▸ Exercise aim
Read through the data and report every line in which the word "Sommer" occurs.

▸ Data rows

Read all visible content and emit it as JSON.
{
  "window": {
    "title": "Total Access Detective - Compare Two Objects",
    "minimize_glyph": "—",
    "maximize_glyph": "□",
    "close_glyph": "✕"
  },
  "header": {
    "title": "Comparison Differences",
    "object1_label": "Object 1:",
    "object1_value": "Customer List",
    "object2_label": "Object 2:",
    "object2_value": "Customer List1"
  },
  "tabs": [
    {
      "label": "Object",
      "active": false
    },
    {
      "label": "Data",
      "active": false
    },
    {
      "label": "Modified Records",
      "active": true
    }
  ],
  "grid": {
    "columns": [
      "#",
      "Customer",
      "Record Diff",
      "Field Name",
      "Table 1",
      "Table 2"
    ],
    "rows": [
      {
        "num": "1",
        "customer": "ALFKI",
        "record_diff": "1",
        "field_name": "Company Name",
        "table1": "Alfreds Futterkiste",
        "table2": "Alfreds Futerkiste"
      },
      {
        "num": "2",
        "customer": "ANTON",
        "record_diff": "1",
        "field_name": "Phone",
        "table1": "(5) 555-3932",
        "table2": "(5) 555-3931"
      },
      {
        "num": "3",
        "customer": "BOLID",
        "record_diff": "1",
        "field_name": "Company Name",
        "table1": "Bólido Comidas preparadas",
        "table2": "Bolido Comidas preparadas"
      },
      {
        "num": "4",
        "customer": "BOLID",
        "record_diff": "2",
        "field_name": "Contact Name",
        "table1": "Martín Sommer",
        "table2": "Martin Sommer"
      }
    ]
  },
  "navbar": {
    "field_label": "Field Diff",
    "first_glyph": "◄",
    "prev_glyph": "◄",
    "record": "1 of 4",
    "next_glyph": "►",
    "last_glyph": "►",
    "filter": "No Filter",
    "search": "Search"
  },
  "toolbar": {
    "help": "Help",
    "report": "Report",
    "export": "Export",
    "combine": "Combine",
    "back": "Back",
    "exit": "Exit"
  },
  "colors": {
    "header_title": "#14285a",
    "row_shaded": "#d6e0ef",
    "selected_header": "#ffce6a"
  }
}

▸ Result below
        "table1": "Martín Sommer",
        "table2": "Martin Sommer"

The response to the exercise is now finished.